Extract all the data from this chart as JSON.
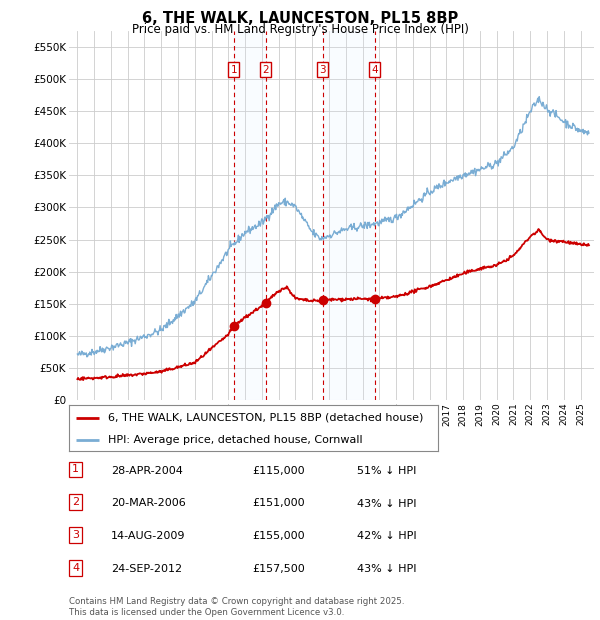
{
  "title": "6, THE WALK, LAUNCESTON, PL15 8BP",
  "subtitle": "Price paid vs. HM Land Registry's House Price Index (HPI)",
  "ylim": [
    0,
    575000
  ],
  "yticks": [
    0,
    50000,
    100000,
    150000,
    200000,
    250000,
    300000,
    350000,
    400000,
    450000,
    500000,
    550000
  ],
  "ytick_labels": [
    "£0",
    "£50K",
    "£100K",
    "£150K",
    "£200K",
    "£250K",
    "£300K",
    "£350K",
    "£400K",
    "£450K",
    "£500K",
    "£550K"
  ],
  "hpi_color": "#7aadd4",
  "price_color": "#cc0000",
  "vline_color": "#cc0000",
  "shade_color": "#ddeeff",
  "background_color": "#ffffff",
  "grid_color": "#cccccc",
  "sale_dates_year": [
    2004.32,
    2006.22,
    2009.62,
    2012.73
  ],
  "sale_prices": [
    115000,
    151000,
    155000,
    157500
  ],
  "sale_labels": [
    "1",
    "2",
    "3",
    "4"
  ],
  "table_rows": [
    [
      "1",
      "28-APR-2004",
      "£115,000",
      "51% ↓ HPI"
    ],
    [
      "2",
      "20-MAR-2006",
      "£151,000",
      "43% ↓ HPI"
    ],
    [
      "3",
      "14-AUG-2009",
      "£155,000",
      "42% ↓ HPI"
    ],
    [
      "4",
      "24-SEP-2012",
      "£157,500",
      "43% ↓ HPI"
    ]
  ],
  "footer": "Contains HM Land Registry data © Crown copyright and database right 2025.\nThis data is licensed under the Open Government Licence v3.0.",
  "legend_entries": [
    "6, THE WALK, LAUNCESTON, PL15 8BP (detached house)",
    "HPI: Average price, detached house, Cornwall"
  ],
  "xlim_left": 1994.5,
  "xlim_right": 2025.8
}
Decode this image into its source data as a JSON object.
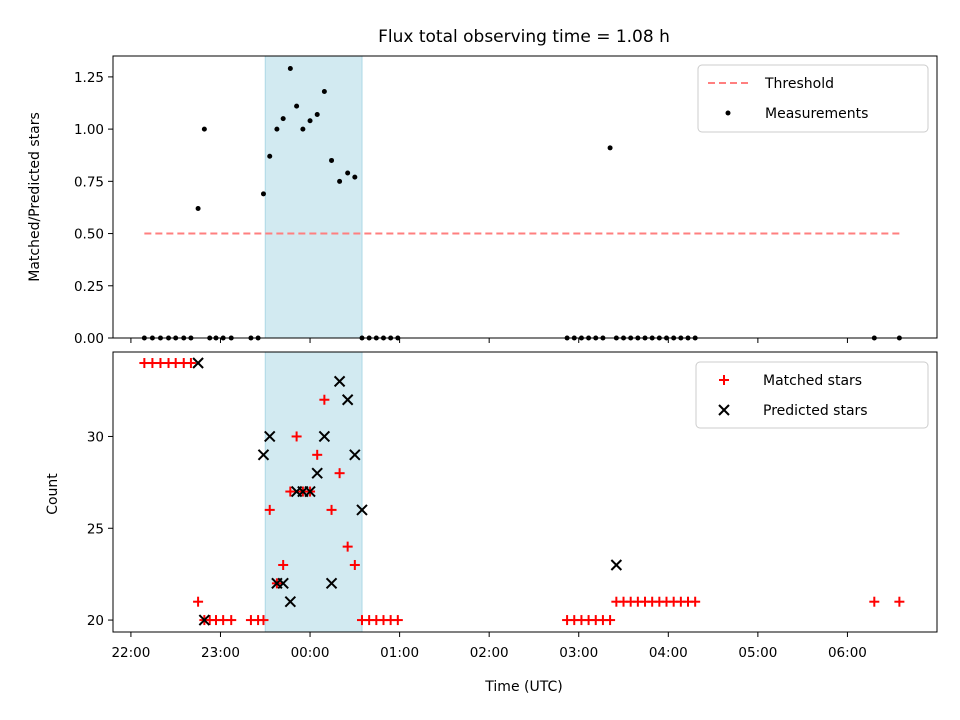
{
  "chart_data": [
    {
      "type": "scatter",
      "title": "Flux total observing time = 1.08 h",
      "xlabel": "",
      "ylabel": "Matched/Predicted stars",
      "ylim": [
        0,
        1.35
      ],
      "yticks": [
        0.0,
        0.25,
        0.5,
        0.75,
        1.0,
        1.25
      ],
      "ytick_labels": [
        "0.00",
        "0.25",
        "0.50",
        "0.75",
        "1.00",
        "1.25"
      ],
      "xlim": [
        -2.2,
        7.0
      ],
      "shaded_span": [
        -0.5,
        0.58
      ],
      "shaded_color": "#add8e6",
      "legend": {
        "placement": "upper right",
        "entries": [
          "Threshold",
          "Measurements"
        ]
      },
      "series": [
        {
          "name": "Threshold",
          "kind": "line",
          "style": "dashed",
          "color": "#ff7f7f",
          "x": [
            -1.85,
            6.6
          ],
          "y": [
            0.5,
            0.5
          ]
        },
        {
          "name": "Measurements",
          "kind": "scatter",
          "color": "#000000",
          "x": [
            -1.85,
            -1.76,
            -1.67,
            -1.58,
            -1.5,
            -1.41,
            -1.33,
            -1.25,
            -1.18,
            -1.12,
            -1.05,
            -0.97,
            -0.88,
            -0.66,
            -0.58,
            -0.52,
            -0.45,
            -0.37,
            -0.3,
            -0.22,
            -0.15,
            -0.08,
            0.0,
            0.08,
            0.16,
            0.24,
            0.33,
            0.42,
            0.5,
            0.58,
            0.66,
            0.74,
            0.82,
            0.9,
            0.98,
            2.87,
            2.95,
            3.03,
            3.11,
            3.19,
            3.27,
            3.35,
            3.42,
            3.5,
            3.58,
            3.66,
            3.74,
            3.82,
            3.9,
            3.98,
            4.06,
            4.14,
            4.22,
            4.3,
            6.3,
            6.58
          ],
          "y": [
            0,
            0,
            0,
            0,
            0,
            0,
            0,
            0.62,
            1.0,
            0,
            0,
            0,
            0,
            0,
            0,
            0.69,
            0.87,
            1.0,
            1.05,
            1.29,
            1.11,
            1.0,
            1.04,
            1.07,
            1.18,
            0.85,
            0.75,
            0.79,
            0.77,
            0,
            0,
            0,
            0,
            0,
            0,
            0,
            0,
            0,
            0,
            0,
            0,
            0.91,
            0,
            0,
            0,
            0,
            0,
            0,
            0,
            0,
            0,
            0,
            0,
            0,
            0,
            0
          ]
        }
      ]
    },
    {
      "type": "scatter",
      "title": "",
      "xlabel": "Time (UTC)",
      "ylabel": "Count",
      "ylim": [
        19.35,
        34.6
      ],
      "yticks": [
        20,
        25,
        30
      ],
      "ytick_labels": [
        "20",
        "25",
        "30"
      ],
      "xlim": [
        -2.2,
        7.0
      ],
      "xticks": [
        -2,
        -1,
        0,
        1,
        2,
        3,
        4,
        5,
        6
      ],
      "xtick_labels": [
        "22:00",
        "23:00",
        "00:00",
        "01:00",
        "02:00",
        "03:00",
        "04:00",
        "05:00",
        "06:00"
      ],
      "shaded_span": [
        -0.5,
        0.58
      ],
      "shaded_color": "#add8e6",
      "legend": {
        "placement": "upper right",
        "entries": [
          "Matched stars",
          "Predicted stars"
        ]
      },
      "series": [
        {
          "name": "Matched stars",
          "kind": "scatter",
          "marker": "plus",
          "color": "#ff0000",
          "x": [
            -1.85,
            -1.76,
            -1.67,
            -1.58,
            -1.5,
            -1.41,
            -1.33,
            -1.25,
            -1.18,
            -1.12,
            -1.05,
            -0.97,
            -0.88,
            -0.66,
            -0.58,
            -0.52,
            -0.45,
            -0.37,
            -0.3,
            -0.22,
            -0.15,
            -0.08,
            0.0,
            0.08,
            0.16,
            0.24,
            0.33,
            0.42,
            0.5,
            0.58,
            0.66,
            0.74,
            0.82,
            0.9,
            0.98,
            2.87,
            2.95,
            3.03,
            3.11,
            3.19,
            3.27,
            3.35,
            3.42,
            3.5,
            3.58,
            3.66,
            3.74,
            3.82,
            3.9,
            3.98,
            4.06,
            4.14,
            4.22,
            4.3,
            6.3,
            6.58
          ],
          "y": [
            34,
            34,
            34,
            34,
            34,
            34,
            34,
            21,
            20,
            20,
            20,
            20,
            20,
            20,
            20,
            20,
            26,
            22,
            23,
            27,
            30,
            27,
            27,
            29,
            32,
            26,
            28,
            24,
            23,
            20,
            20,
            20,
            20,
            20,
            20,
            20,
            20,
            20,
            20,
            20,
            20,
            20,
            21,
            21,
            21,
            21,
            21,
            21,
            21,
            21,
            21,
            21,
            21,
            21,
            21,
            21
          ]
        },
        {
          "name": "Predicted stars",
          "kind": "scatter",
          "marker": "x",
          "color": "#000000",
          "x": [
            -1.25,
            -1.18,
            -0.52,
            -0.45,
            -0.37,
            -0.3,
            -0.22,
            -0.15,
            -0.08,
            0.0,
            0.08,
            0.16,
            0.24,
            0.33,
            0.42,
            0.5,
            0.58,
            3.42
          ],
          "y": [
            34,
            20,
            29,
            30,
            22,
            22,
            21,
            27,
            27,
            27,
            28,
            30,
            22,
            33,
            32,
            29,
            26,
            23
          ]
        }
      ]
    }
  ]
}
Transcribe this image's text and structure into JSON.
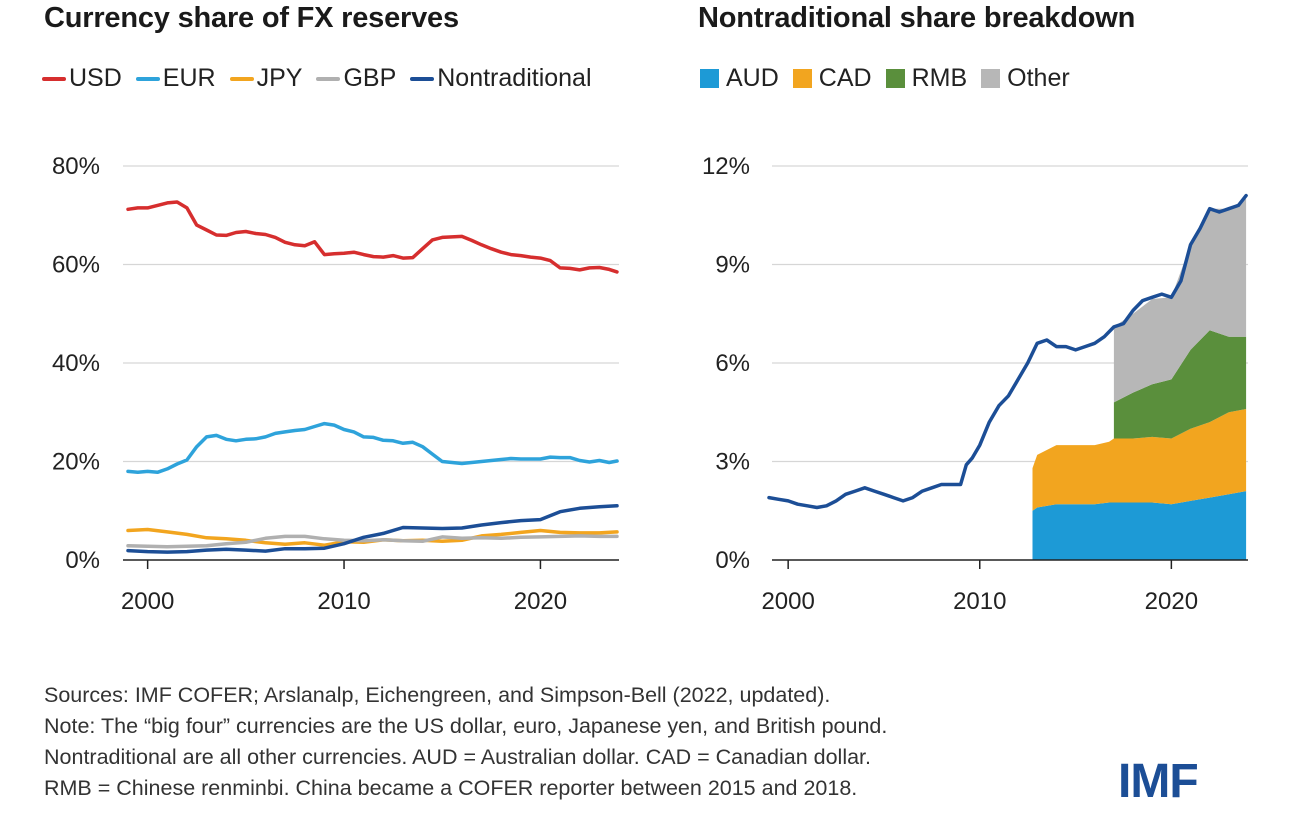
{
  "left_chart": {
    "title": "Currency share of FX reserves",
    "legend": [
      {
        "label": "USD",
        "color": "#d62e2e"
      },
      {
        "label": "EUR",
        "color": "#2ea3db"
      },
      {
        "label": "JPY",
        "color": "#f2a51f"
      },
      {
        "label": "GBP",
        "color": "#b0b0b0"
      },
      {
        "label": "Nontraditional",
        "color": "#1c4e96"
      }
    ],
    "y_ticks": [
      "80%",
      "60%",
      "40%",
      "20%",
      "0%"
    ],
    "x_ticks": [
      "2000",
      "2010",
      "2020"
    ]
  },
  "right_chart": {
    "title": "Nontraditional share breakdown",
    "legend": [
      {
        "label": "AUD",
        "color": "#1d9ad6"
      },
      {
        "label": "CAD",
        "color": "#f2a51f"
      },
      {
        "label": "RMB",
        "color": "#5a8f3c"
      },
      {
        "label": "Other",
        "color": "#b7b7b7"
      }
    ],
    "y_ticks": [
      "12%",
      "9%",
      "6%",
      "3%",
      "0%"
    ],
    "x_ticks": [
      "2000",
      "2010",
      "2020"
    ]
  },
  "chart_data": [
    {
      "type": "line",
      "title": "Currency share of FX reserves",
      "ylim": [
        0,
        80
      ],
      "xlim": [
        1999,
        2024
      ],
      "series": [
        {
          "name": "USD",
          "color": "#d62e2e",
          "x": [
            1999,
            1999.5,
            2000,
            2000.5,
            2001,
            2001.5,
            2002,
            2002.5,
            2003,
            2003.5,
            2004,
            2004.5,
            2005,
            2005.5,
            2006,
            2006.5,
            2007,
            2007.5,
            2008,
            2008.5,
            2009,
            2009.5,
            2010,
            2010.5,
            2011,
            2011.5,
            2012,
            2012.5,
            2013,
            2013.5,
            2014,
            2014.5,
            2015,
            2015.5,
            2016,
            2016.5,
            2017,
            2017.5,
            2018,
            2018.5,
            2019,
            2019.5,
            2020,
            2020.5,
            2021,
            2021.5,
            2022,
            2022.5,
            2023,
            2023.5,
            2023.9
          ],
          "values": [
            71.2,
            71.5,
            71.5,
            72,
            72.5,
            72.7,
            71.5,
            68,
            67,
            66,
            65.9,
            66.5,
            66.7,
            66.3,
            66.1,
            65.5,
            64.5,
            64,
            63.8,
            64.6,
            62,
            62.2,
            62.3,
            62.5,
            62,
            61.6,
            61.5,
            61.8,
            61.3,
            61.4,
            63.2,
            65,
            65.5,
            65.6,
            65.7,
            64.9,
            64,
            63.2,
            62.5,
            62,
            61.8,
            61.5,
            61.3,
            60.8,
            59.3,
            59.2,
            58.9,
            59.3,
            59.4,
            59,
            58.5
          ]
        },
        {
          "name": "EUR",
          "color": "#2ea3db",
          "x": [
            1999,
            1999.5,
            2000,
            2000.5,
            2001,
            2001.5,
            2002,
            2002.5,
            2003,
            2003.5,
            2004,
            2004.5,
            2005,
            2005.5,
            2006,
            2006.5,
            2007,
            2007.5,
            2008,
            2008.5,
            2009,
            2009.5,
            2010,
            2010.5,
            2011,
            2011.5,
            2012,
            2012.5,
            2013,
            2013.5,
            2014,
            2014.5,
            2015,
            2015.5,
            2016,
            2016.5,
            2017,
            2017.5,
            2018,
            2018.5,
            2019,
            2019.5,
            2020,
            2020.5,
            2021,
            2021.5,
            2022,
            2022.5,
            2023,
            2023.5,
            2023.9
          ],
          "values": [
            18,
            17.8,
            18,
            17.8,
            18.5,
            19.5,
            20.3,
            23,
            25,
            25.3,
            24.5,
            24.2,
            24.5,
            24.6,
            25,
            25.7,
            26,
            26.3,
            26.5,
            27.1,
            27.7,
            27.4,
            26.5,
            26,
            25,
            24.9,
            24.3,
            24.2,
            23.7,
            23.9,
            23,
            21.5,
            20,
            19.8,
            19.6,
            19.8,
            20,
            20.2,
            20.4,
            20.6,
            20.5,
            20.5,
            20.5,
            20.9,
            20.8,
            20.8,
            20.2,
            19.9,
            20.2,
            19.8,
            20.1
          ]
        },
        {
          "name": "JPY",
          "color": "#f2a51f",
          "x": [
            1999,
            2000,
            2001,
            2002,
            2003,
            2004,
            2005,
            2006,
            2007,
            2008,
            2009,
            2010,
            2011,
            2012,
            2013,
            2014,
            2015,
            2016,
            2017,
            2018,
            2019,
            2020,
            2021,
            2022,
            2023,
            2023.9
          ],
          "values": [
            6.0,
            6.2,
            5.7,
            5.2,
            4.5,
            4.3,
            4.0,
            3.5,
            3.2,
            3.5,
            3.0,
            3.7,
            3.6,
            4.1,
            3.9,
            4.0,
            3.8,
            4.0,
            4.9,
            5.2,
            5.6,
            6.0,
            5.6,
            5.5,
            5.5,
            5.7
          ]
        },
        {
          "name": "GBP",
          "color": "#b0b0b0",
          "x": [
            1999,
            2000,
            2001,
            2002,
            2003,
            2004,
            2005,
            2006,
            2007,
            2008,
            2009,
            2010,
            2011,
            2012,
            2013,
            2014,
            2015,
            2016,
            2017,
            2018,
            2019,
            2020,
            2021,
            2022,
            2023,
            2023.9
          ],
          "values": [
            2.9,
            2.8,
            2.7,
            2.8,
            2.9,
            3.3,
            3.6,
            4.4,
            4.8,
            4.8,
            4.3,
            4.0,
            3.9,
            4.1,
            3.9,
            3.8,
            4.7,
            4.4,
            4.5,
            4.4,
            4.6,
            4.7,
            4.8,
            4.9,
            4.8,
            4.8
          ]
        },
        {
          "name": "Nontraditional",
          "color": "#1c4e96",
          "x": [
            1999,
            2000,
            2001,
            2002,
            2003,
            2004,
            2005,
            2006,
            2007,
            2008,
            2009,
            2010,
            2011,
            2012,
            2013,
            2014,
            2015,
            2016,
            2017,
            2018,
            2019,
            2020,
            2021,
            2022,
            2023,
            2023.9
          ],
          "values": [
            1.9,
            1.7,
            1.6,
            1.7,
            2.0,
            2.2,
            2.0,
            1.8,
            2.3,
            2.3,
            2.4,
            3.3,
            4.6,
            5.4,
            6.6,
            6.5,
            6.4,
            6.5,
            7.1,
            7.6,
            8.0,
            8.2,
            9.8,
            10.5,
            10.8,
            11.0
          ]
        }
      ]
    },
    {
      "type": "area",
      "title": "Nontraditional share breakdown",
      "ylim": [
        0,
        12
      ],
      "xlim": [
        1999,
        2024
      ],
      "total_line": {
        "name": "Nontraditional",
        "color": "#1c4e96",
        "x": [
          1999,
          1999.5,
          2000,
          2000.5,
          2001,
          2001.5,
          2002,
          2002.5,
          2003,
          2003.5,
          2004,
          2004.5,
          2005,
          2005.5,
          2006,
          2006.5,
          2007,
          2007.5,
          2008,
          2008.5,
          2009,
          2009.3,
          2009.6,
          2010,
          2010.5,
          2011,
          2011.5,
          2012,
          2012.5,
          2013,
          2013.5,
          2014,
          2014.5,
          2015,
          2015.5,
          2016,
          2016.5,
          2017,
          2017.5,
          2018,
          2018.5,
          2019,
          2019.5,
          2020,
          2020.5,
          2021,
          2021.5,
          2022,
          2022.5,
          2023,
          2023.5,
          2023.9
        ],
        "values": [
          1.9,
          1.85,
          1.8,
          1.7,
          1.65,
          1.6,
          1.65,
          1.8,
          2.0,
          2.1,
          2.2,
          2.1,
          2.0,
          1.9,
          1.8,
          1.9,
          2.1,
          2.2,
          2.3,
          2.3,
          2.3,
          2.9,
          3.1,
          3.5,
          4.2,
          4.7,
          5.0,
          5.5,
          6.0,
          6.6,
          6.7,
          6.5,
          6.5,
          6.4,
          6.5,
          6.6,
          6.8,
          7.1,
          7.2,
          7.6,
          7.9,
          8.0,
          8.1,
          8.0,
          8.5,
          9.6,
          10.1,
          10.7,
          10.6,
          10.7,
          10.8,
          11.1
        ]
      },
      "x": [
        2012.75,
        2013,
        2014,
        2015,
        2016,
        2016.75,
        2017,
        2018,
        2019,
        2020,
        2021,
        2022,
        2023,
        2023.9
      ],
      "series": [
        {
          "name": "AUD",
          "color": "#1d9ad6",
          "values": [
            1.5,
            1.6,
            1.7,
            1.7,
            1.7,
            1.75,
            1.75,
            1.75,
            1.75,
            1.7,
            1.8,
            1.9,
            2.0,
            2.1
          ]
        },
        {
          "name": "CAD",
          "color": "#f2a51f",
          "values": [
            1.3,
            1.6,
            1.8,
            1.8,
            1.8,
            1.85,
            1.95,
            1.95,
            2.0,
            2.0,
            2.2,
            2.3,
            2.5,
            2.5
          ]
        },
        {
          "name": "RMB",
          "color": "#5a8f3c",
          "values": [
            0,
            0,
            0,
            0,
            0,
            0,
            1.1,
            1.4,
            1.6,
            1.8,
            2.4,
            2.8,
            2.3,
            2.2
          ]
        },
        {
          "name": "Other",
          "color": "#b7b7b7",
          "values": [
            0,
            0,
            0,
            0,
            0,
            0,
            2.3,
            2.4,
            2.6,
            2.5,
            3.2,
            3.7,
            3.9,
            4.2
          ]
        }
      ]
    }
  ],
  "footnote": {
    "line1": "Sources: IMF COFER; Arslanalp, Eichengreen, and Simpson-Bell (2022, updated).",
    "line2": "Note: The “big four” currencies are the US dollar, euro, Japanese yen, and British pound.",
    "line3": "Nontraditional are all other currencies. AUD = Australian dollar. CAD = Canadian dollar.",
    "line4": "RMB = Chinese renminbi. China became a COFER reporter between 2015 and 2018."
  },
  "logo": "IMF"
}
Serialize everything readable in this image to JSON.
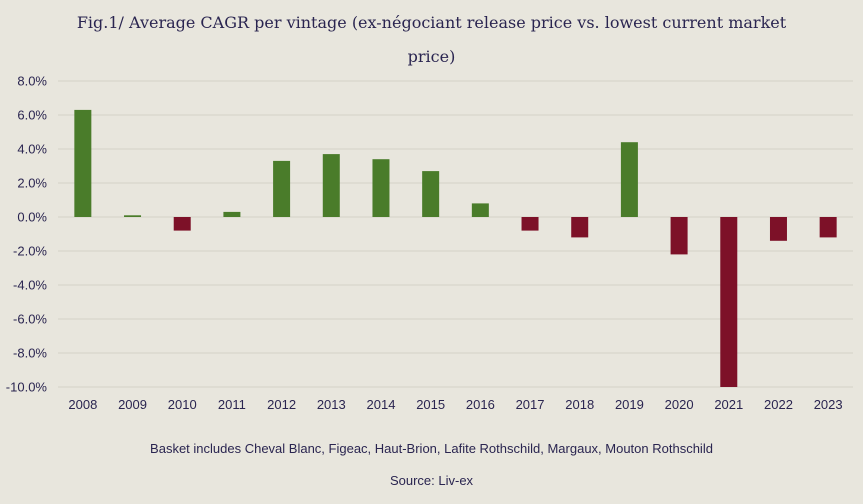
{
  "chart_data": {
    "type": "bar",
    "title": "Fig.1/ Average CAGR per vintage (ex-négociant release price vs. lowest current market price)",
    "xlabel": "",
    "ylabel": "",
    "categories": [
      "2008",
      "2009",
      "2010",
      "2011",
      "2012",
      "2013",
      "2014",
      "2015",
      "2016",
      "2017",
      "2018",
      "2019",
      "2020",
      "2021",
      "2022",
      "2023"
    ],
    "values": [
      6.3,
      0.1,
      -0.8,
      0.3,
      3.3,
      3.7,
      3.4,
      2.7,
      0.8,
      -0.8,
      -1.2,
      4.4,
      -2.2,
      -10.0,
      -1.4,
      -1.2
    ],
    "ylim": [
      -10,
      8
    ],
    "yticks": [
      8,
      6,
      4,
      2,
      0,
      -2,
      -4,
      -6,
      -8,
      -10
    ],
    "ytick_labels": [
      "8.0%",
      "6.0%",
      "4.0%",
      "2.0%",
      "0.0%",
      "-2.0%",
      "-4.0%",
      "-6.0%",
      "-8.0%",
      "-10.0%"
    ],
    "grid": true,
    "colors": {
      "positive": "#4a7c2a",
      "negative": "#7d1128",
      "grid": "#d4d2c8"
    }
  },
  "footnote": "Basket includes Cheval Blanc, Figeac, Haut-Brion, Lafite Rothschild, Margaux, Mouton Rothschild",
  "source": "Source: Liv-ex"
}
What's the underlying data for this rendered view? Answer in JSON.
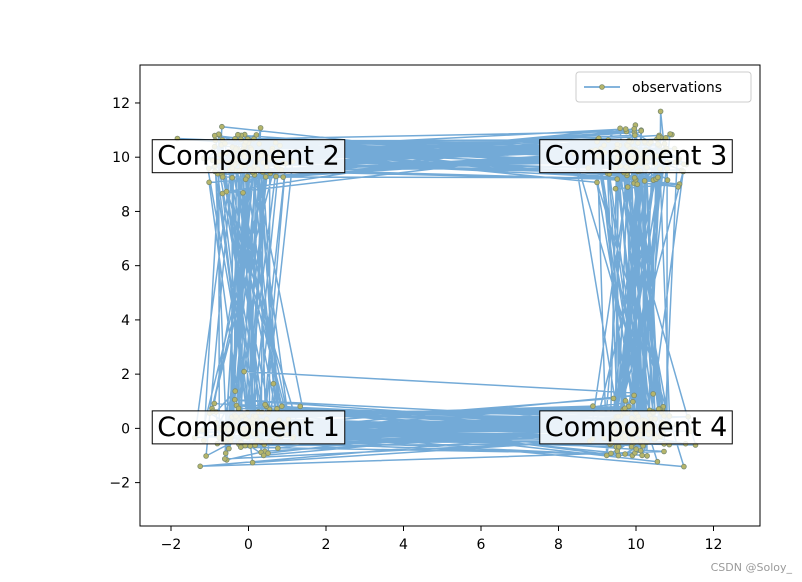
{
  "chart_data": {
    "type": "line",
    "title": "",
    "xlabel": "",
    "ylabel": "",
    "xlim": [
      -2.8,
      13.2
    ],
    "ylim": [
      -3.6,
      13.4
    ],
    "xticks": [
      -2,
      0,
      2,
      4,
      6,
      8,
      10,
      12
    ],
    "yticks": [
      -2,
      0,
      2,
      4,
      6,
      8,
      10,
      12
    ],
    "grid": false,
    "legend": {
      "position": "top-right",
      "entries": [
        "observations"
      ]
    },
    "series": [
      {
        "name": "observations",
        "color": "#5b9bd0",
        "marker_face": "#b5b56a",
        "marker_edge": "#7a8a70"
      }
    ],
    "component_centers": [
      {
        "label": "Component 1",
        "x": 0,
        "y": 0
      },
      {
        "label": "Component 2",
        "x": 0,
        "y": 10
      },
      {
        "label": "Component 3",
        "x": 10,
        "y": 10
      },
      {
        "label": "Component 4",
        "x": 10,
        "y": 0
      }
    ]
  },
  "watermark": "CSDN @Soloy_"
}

■ ■ ■

# [Objective]
Going through the entries above, report how many lines include the string "Registry". The number alone is the answer.

# [Solution for this problem]
2